Collect all the lines that mention the word "JSON".

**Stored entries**
━━━━━━━━━━━━━━━━

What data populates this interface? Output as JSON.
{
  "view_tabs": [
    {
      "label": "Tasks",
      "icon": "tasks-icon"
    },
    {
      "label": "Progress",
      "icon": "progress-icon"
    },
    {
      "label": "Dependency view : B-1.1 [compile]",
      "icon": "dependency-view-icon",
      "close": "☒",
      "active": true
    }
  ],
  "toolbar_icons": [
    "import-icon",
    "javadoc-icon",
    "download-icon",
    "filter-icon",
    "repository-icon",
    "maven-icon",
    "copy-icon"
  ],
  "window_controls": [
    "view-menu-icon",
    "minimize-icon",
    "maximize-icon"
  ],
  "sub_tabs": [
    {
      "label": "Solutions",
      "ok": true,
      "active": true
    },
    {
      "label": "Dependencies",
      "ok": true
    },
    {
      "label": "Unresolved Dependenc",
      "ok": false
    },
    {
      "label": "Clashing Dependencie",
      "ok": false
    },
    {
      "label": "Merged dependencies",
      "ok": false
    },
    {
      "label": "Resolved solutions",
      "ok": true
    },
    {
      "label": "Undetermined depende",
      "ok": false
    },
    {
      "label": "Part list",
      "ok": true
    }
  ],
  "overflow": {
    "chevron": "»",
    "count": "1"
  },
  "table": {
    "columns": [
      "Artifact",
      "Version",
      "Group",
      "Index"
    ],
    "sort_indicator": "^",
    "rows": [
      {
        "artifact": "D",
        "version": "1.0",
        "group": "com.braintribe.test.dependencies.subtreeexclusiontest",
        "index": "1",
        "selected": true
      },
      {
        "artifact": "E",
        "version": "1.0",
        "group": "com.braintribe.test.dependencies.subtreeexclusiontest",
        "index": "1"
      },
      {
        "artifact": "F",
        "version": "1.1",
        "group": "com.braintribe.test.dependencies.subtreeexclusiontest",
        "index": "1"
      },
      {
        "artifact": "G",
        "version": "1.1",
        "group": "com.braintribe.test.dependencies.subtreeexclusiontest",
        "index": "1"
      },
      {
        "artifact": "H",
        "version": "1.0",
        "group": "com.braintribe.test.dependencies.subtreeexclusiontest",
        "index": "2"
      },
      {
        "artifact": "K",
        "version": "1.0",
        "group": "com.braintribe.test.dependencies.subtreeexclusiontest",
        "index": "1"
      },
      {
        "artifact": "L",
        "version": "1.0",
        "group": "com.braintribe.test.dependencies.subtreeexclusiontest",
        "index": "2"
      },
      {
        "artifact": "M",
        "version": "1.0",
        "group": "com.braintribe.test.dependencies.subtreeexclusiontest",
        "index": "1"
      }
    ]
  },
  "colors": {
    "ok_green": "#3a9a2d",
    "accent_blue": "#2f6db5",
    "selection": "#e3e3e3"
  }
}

━━━━━━━━━━━━━━━━

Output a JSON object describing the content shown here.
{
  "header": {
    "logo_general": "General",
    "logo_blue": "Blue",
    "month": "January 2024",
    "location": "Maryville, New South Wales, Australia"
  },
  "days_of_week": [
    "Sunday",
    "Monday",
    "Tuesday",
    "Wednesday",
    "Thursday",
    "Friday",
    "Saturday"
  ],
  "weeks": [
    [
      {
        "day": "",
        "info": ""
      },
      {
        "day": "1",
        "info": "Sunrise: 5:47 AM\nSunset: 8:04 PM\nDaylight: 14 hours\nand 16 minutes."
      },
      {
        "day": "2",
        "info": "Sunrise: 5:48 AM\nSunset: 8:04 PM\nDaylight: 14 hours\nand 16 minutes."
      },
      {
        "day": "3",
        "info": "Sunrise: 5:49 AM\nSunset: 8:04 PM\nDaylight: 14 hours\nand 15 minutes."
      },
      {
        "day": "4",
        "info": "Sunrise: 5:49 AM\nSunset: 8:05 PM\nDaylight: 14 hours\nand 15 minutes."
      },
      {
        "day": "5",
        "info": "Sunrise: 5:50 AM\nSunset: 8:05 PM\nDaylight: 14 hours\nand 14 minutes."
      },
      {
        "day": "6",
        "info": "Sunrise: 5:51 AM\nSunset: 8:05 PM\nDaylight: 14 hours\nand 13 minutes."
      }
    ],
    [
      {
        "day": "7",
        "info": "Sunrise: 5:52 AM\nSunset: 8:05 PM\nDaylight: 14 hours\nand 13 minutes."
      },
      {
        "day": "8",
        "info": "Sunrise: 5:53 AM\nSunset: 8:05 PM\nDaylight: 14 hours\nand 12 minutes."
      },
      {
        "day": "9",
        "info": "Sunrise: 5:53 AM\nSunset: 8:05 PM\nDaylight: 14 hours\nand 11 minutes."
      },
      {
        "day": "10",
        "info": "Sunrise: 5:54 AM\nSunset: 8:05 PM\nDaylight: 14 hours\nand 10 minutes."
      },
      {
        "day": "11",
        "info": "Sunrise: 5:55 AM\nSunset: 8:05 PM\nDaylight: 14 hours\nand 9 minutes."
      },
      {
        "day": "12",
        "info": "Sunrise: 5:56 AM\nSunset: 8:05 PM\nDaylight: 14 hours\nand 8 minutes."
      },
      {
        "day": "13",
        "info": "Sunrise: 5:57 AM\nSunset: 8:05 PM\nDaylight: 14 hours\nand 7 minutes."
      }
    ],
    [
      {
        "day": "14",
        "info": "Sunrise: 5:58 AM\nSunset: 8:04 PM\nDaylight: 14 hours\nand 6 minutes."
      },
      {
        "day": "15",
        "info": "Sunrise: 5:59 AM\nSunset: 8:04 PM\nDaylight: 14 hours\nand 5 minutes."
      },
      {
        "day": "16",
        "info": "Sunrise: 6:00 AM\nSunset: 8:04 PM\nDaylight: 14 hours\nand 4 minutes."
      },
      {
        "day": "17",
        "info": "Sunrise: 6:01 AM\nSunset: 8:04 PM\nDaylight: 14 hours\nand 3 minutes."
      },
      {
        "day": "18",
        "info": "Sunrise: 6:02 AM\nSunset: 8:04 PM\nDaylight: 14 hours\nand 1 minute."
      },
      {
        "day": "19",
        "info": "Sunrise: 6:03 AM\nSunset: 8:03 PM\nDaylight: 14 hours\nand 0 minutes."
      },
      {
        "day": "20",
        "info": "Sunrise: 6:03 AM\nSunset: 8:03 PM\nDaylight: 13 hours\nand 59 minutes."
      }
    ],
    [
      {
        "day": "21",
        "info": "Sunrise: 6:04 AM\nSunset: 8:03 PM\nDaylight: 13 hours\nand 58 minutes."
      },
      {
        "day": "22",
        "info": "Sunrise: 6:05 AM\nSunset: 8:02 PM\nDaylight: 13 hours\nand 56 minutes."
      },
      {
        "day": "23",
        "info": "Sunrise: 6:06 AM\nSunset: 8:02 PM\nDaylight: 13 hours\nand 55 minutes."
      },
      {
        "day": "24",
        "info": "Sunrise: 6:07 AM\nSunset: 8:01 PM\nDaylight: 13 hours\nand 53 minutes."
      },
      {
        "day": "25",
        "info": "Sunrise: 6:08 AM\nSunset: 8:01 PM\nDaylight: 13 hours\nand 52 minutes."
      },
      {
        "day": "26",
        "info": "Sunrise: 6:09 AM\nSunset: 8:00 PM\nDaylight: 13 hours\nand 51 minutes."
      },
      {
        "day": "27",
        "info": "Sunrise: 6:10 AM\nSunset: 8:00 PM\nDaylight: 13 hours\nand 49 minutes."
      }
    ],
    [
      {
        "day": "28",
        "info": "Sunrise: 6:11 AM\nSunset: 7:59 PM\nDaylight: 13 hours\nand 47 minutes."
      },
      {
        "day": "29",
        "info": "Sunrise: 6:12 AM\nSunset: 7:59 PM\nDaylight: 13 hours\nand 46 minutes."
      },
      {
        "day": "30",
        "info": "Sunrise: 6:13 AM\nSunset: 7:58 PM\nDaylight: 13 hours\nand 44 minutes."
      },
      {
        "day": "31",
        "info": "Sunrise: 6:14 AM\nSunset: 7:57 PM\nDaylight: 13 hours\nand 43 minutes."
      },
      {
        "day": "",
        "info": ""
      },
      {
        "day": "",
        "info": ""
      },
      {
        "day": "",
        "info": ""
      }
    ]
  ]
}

━━━━━━━━━━━━━━━━

**Expected answer**
What data populates this interface? Output as JSON.
Output a JSON object describing the content shown here.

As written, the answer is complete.